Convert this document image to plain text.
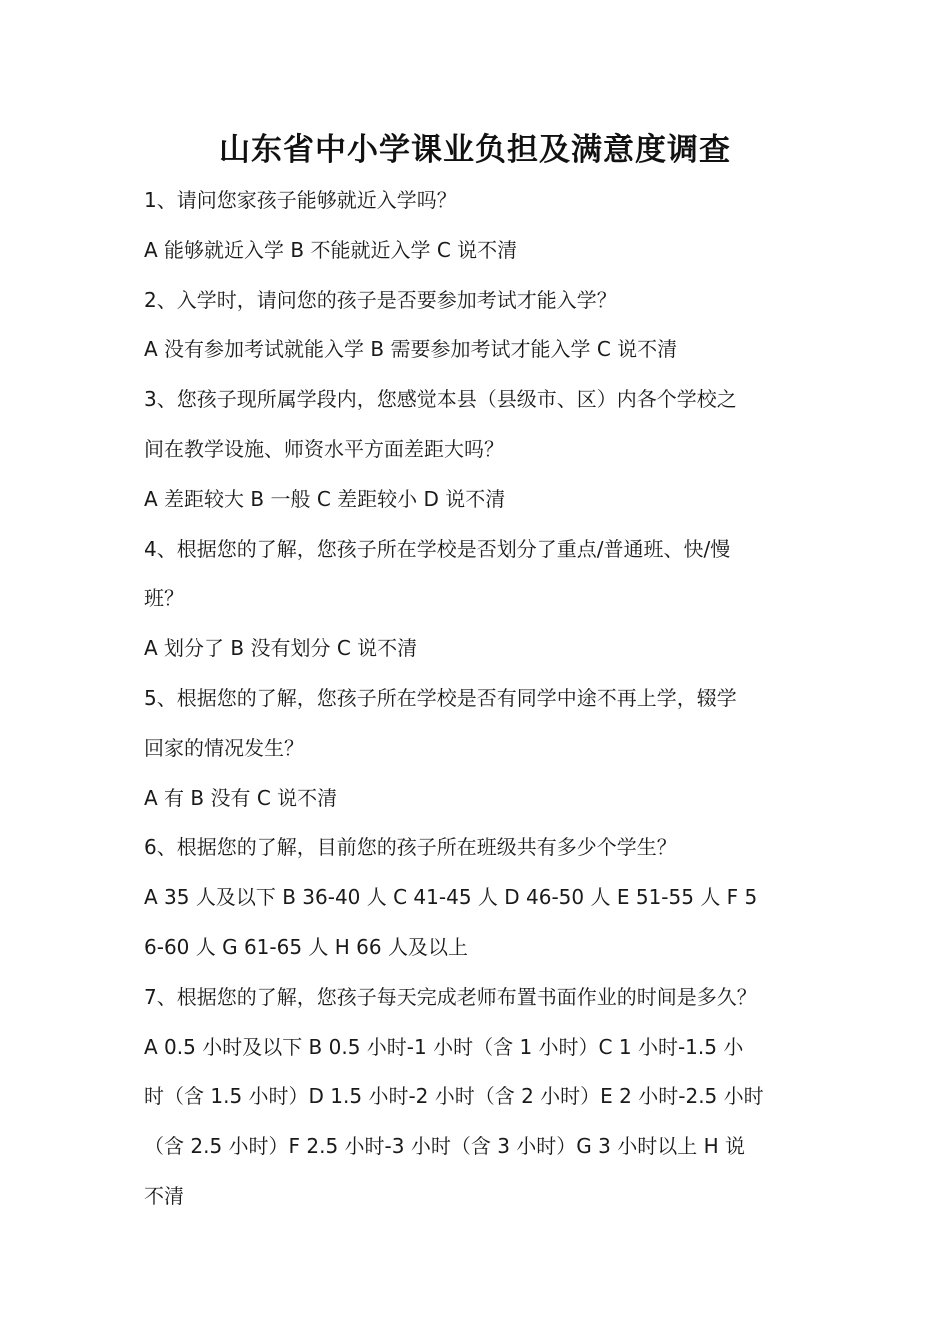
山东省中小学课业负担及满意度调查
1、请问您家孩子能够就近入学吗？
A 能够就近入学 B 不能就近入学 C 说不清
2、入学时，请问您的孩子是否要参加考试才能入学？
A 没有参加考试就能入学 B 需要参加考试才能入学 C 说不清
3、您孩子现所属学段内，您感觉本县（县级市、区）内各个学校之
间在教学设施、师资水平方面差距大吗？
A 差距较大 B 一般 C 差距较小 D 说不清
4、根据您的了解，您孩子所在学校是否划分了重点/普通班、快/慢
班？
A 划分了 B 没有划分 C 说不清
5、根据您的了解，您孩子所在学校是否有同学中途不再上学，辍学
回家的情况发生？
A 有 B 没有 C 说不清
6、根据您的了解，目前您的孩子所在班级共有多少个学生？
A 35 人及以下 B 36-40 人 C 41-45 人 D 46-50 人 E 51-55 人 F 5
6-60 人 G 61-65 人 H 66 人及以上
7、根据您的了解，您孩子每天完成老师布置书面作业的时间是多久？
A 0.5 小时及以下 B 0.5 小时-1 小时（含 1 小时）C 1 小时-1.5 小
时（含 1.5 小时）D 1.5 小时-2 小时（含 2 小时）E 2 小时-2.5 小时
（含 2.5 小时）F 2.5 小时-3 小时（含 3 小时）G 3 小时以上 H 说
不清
....................
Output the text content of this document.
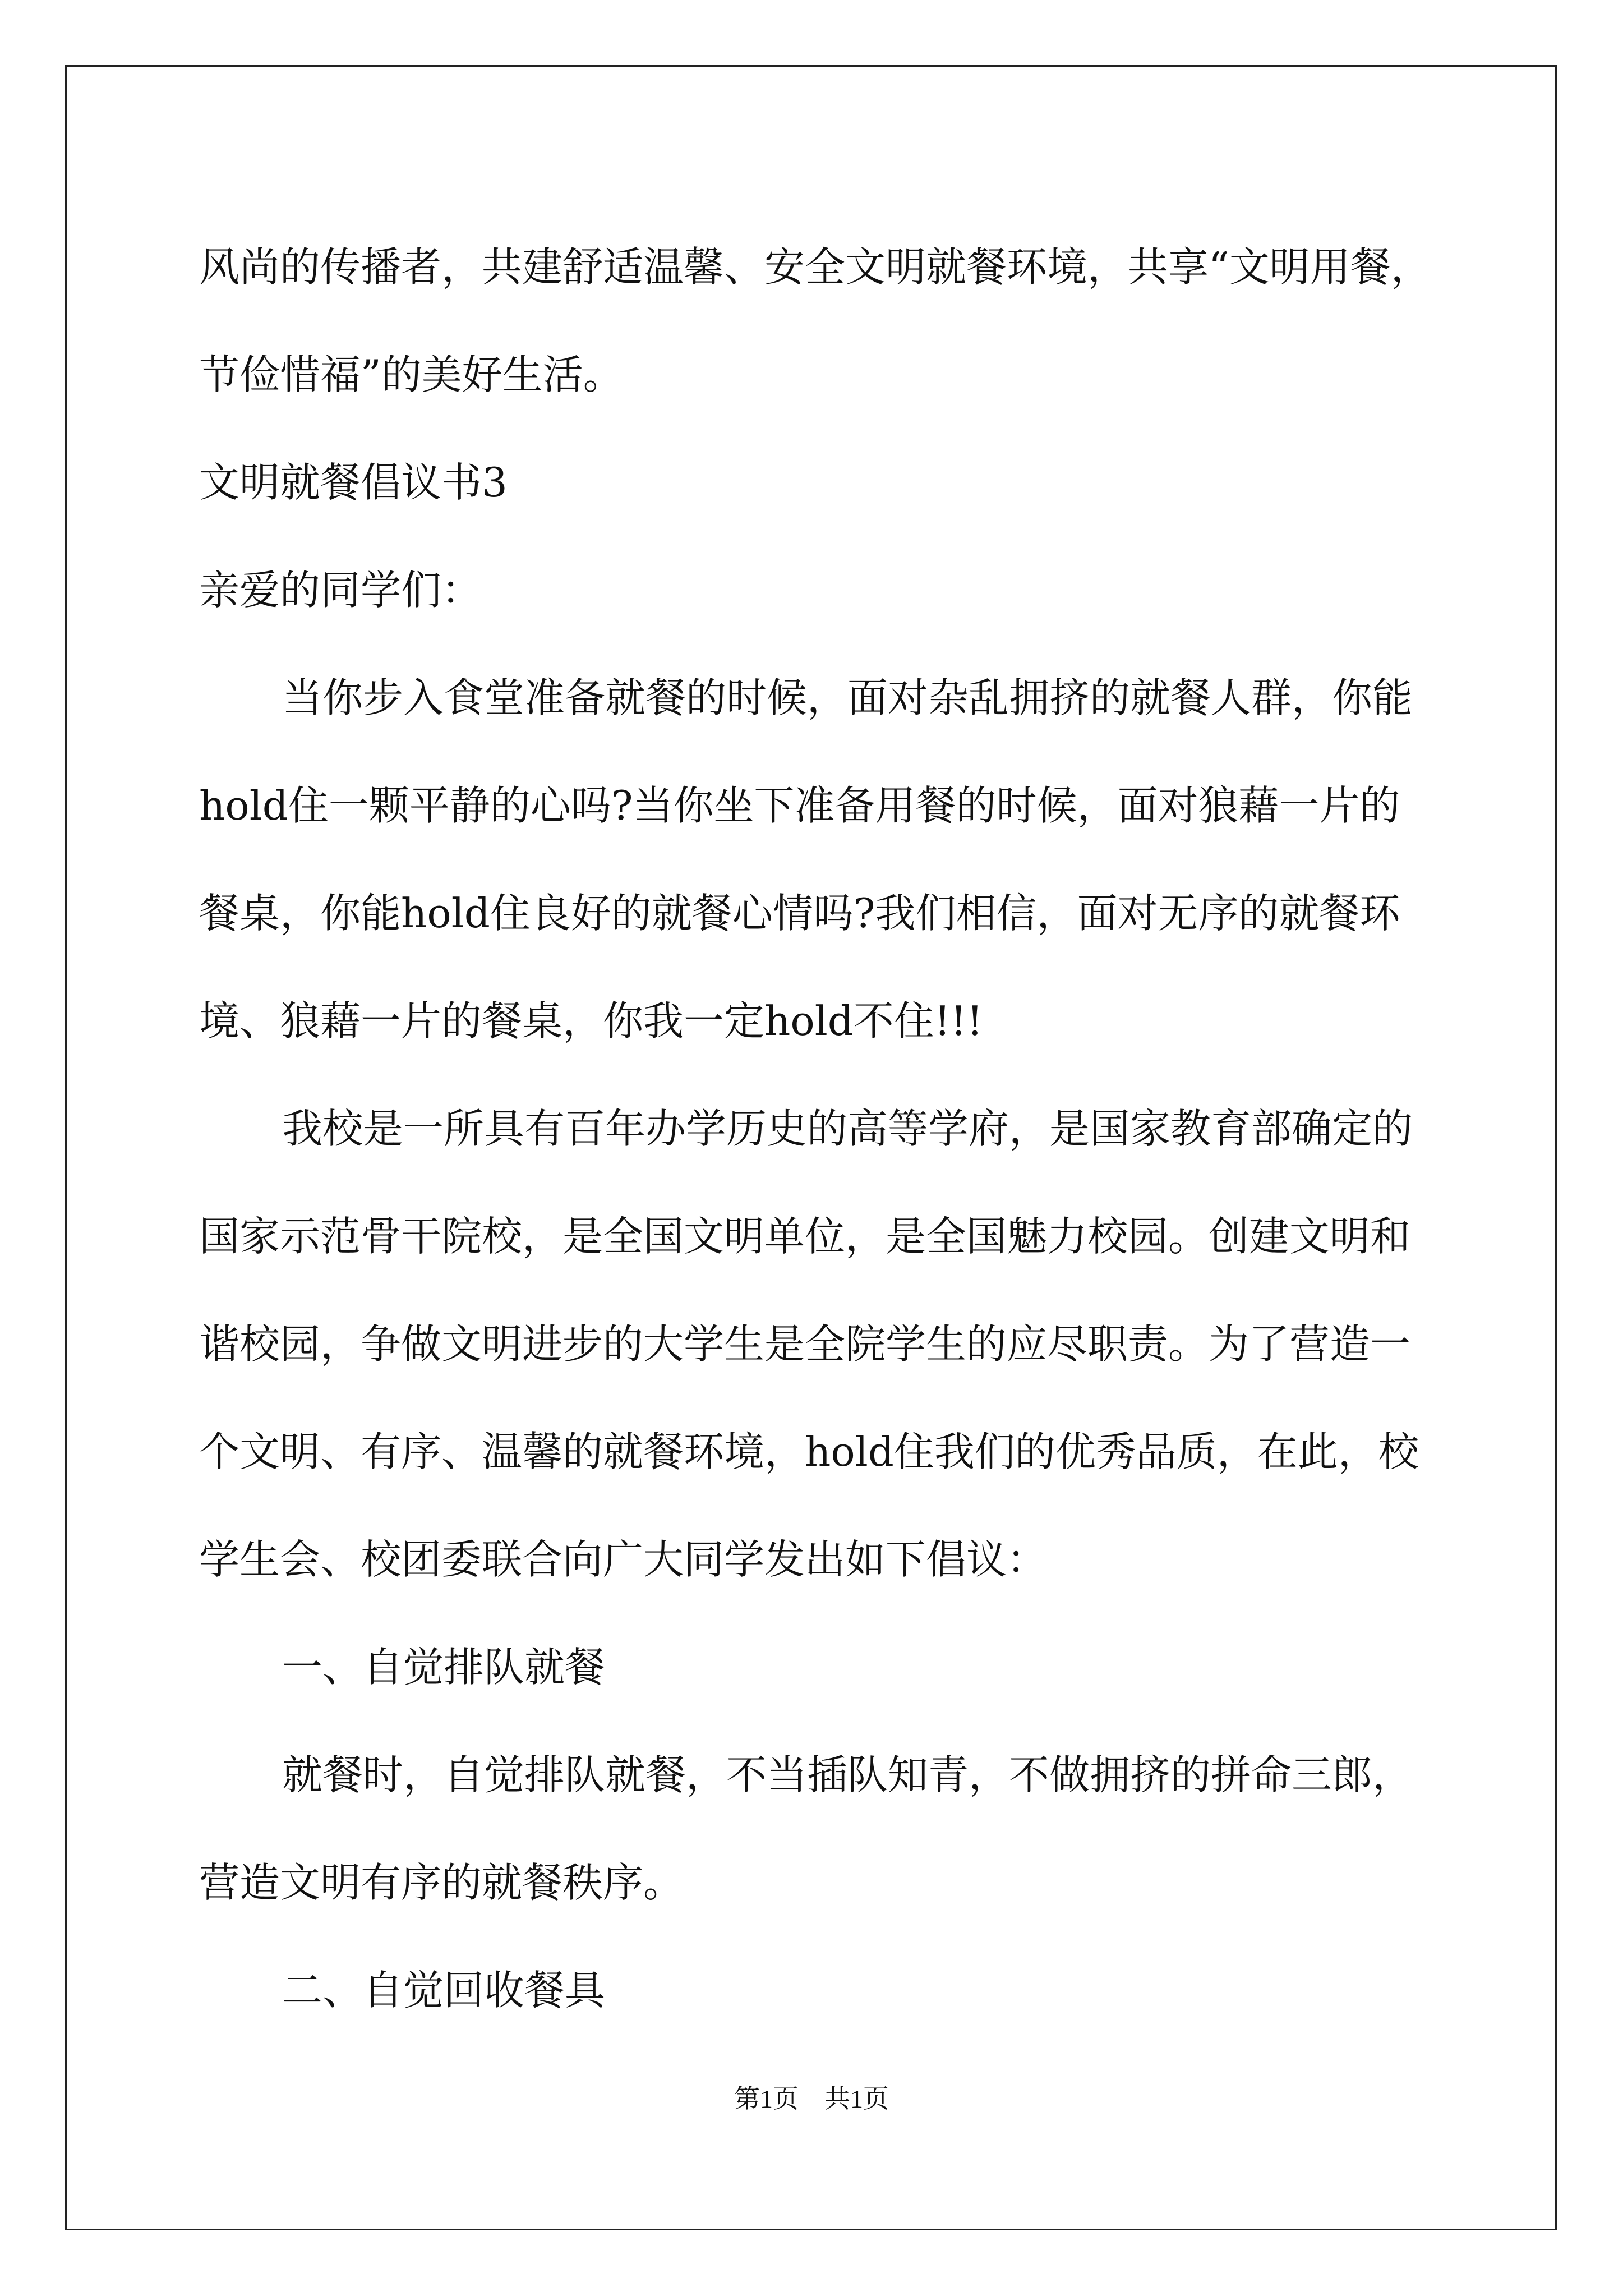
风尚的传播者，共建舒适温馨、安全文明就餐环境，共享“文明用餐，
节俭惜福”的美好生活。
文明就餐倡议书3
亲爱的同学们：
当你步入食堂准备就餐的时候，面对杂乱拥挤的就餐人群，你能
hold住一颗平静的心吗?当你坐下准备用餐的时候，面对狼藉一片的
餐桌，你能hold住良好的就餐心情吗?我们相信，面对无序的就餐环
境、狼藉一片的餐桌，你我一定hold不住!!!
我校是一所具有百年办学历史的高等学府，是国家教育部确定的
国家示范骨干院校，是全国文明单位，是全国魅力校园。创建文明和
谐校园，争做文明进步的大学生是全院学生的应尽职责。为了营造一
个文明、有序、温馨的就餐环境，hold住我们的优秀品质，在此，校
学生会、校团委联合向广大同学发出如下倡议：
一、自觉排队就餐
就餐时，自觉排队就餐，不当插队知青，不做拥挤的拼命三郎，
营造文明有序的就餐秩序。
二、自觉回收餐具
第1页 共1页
....................
■ Instructions to follow:
Only the number is wanted: how many lines in the entries above contain the word "this"?

■ The answer:
2